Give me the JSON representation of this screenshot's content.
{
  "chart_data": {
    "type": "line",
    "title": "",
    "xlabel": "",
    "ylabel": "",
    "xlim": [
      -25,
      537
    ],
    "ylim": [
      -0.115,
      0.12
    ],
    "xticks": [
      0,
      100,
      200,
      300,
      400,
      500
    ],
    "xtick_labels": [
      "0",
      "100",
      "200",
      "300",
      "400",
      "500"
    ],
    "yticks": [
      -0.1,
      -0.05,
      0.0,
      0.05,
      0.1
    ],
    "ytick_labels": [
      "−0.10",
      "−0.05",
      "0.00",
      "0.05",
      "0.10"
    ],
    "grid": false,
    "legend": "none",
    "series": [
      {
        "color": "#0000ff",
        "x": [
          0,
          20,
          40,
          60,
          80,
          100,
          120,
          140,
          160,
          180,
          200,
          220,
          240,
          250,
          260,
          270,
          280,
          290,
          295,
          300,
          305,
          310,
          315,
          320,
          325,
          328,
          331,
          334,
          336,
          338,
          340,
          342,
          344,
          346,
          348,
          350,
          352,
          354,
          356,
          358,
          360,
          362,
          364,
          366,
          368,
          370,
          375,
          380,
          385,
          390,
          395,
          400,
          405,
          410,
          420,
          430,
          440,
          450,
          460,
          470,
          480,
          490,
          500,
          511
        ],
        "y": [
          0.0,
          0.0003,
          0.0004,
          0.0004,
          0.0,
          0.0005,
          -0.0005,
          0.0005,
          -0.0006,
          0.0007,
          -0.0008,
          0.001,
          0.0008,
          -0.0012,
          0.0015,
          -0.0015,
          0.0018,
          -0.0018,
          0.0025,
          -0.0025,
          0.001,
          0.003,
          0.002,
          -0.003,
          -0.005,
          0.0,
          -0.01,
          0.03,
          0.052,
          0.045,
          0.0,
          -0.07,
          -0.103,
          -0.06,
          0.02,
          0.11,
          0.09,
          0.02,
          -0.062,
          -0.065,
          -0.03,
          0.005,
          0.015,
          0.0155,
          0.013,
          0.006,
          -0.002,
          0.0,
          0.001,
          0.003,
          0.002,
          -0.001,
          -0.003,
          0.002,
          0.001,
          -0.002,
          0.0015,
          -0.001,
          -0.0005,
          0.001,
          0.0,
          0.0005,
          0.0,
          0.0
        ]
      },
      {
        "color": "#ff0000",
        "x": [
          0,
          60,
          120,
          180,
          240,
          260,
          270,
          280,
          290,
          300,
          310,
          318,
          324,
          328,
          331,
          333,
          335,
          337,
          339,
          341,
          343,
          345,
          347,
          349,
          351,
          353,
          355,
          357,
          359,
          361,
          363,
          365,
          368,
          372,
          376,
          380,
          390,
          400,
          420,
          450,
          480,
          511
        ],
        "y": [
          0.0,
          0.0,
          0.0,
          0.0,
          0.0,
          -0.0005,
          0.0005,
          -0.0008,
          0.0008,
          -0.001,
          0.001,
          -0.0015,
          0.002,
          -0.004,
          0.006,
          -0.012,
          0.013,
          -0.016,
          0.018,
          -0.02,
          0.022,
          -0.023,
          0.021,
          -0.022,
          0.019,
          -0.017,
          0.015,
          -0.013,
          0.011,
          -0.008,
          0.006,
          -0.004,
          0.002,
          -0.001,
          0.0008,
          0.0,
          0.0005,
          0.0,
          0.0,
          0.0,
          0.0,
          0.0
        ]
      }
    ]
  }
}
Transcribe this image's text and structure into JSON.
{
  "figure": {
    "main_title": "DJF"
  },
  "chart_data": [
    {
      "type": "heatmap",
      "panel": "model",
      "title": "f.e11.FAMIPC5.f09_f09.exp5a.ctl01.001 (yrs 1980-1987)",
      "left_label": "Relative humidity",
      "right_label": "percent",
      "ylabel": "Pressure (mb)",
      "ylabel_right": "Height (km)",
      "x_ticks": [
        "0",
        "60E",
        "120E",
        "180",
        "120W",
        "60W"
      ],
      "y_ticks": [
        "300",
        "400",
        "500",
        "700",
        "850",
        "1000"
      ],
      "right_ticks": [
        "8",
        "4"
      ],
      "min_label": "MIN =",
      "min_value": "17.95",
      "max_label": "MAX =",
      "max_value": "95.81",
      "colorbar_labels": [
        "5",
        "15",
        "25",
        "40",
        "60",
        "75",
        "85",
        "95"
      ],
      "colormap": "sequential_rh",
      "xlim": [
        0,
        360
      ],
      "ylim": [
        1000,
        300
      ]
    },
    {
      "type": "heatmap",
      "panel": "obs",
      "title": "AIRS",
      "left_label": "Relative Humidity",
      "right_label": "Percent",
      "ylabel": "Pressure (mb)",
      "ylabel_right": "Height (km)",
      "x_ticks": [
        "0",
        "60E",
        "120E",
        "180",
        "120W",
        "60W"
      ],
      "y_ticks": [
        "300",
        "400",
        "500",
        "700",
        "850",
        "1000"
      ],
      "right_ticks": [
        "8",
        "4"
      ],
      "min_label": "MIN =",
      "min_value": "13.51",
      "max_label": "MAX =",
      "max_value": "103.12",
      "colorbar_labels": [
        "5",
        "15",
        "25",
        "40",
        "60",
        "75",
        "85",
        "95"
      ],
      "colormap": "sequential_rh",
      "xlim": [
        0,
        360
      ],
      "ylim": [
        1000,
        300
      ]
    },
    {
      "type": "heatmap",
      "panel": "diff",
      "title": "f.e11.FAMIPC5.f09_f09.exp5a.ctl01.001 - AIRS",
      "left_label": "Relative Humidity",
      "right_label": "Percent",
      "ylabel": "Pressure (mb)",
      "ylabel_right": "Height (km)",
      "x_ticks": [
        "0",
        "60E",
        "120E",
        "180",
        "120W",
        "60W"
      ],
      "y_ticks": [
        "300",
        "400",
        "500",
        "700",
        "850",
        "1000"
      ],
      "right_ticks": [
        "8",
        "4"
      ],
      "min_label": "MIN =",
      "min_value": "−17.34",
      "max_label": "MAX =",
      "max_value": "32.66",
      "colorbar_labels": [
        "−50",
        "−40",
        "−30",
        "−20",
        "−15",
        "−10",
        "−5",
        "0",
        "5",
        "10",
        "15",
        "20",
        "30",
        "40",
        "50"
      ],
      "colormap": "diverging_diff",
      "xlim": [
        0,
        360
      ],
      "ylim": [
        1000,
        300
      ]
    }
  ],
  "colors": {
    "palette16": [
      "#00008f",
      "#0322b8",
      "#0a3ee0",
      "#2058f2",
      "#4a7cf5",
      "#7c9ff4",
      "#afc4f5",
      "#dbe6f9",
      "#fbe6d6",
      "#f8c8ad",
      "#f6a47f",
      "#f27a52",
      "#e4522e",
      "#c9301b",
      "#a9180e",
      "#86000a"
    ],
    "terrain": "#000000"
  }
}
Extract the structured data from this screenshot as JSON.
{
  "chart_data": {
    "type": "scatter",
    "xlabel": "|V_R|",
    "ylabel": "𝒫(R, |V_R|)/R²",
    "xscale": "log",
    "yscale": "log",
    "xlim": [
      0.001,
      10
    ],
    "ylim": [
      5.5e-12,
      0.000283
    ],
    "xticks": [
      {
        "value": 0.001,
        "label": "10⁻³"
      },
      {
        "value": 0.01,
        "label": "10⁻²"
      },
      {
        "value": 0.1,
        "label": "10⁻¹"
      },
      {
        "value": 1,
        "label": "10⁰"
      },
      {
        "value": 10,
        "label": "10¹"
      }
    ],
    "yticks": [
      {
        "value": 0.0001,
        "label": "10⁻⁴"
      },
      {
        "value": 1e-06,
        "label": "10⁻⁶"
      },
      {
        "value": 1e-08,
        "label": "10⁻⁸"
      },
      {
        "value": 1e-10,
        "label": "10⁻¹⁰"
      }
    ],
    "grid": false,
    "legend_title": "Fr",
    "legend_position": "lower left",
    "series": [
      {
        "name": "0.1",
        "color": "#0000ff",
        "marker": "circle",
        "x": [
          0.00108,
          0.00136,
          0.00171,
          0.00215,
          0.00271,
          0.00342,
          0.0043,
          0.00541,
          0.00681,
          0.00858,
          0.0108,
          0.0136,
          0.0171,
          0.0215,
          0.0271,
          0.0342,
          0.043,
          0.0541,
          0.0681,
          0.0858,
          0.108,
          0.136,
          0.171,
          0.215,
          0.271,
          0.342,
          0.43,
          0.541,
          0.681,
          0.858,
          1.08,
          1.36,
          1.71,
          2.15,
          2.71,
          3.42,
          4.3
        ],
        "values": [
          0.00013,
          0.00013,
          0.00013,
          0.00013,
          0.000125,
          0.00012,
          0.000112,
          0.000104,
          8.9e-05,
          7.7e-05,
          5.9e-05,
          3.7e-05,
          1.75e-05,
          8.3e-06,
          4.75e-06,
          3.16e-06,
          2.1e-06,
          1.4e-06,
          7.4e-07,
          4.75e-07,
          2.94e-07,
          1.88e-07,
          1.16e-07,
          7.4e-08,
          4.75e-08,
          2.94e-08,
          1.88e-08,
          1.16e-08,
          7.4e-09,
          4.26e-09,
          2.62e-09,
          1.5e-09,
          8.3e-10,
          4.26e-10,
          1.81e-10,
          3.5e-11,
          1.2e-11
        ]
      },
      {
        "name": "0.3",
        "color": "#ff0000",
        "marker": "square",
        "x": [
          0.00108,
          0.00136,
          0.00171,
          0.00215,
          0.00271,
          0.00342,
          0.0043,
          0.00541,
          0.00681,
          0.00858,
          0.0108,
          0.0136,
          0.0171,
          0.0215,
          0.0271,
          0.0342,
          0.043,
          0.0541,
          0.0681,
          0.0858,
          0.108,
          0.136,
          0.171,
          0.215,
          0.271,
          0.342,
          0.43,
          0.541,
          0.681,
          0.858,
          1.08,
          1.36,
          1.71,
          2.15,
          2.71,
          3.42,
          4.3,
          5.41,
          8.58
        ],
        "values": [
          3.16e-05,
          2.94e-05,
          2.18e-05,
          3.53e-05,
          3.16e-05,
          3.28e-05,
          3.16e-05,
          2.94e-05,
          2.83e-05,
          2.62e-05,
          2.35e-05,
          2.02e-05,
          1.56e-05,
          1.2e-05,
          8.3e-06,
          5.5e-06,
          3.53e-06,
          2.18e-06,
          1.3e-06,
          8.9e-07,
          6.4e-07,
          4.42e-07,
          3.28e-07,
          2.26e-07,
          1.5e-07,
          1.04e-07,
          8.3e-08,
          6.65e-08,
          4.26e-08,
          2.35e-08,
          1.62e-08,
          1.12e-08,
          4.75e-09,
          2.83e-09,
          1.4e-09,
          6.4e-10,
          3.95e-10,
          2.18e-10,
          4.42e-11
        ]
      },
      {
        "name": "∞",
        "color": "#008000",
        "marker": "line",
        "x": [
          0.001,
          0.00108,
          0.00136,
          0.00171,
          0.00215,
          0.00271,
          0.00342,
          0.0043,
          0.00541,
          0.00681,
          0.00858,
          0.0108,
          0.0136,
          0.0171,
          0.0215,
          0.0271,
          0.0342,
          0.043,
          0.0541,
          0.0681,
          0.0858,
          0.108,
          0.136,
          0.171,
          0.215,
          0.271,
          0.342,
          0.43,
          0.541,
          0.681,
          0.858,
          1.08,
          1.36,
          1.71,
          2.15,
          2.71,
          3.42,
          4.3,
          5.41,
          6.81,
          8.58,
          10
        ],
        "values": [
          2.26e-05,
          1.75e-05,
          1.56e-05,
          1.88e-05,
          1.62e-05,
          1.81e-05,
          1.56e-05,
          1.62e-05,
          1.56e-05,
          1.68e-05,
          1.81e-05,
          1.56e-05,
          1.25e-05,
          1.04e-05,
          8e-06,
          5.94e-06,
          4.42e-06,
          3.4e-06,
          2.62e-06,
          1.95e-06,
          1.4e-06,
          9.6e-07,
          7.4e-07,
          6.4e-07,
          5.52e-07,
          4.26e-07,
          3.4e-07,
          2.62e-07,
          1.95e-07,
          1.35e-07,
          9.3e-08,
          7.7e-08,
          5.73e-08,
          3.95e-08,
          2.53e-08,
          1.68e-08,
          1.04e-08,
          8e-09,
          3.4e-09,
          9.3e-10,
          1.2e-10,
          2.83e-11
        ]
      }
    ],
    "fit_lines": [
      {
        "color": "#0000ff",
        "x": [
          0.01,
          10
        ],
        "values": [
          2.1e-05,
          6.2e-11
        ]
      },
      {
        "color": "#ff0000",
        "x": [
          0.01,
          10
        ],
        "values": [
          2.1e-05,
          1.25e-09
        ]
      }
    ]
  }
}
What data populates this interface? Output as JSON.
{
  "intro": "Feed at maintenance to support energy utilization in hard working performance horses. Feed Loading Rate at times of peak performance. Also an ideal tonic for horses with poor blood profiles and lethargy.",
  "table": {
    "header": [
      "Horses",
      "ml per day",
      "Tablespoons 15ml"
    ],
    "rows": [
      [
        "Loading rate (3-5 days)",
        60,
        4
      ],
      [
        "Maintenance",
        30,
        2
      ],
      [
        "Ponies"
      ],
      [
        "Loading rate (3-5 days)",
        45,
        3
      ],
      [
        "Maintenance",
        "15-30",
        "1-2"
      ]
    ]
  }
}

:::::

» What is expected
Reproduce, word for word, every line starting at the line that contains "What data populates" and ending with the final line of the entries.

» Response below
What data populates this interface? Output as JSON.
{
  "intro": "Feed at maintenance to support energy utilization in hard working performance horses. Feed Loading Rate at times of peak performance. Also an ideal tonic for horses with poor blood profiles and lethargy.",
  "table": {
    "header": [
      "Horses",
      "ml per day",
      "Tablespoons 15ml"
    ],
    "rows": [
      [
        "Loading rate (3-5 days)",
        60,
        4
      ],
      [
        "Maintenance",
        30,
        2
      ],
      [
        "Ponies"
      ],
      [
        "Loading rate (3-5 days)",
        45,
        3
      ],
      [
        "Maintenance",
        "15-30",
        "1-2"
      ]
    ]
  }
}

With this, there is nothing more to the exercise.